((

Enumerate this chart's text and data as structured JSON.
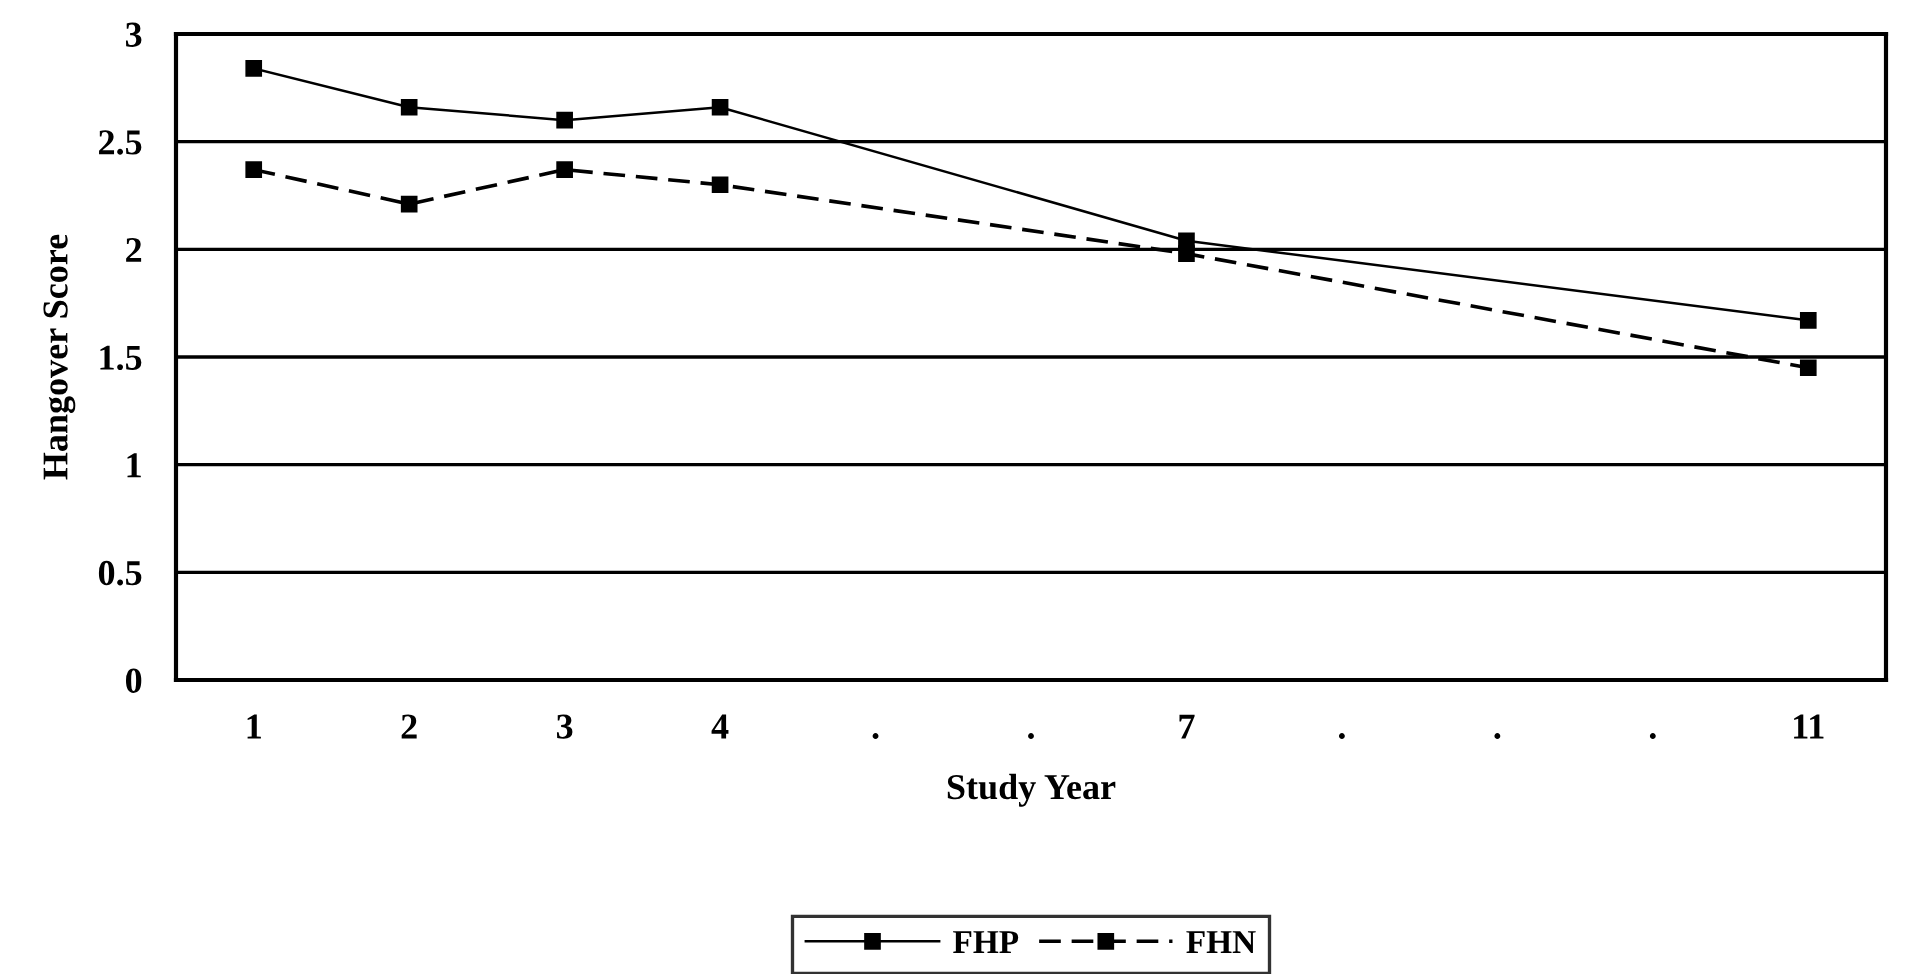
{
  "chart_data": {
    "type": "line",
    "xlabel": "Study Year",
    "ylabel": "Hangover Score",
    "categories": [
      "1",
      "2",
      "3",
      "4",
      ".",
      ".",
      "7",
      ".",
      ".",
      ".",
      "11"
    ],
    "series": [
      {
        "name": "FHP",
        "color": "#000000",
        "line_style": "solid",
        "values": [
          2.84,
          2.66,
          2.6,
          2.66,
          null,
          null,
          2.04,
          null,
          null,
          null,
          1.67
        ]
      },
      {
        "name": "FHN",
        "color": "#000000",
        "line_style": "dashed",
        "values": [
          2.37,
          2.21,
          2.37,
          2.3,
          null,
          null,
          1.98,
          null,
          null,
          null,
          1.45
        ]
      }
    ],
    "ylim": [
      0,
      3
    ],
    "yticks": [
      0,
      0.5,
      1,
      1.5,
      2,
      2.5,
      3
    ],
    "grid": "y",
    "legend": "bottom",
    "marker": "square"
  }
}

))

→ WHAT TO PRODUCE: Give the entries again word for word, but skip the pictures.

→ EXERCISE ANSWER:
Enumerate this chart's text and data as structured JSON.
{
  "chart_data": {
    "type": "line",
    "xlabel": "Study Year",
    "ylabel": "Hangover Score",
    "categories": [
      "1",
      "2",
      "3",
      "4",
      ".",
      ".",
      "7",
      ".",
      ".",
      ".",
      "11"
    ],
    "series": [
      {
        "name": "FHP",
        "color": "#000000",
        "line_style": "solid",
        "values": [
          2.84,
          2.66,
          2.6,
          2.66,
          null,
          null,
          2.04,
          null,
          null,
          null,
          1.67
        ]
      },
      {
        "name": "FHN",
        "color": "#000000",
        "line_style": "dashed",
        "values": [
          2.37,
          2.21,
          2.37,
          2.3,
          null,
          null,
          1.98,
          null,
          null,
          null,
          1.45
        ]
      }
    ],
    "ylim": [
      0,
      3
    ],
    "yticks": [
      0,
      0.5,
      1,
      1.5,
      2,
      2.5,
      3
    ],
    "grid": "y",
    "legend": "bottom",
    "marker": "square"
  }
}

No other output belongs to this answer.